— The records —
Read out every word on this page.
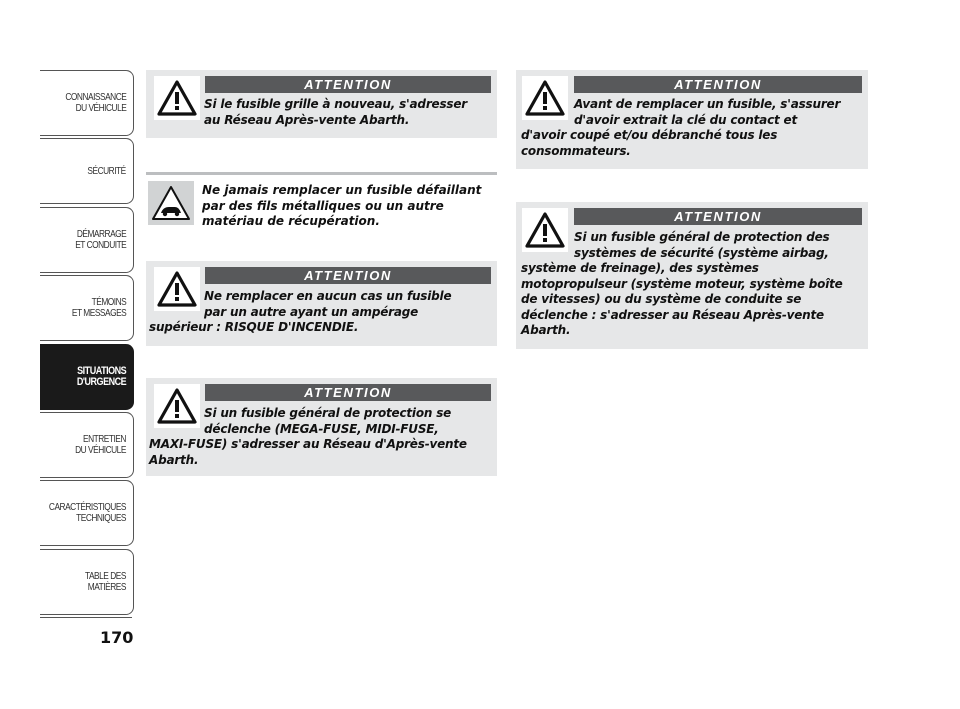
CONNAISSANCE
DU VÉHICULE
SÉCURITÉ
DÉMARRAGE
ET CONDUITE
TÉMOINS
ET MESSAGES
SITUATIONS
D'URGENCE
ENTRETIEN
DU VÉHICULE
CARACTÉRISTIQUES
TECHNIQUES
TABLE DES
MATIÈRES
170
ATTENTION
Si le fusible grille à nouveau, s'adresser
au Réseau Après-vente Abarth.
Ne jamais remplacer un fusible défaillant
par des fils métalliques ou un autre
matériau de récupération.
ATTENTION
Ne remplacer en aucun cas un fusible
par un autre ayant un ampérage
supérieur : RISQUE D'INCENDIE.
ATTENTION
Si un fusible général de protection se
déclenche (MEGA-FUSE, MIDI-FUSE,
MAXI-FUSE) s'adresser au Réseau d'Après-vente
Abarth.
ATTENTION
Avant de remplacer un fusible, s'assurer
d'avoir extrait la clé du contact et
d'avoir coupé et/ou débranché tous les
consommateurs.
ATTENTION
Si un fusible général de protection des
systèmes de sécurité (système airbag,
système de freinage), des systèmes
motopropulseur (système moteur, système boîte
de vitesses) ou du système de conduite se
déclenche : s'adresser au Réseau Après-vente
Abarth.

— Given exercise —
Return each line that includes "systèmes".

— Exercise solution —
systèmes de sécurité (système airbag,
système de freinage), des systèmes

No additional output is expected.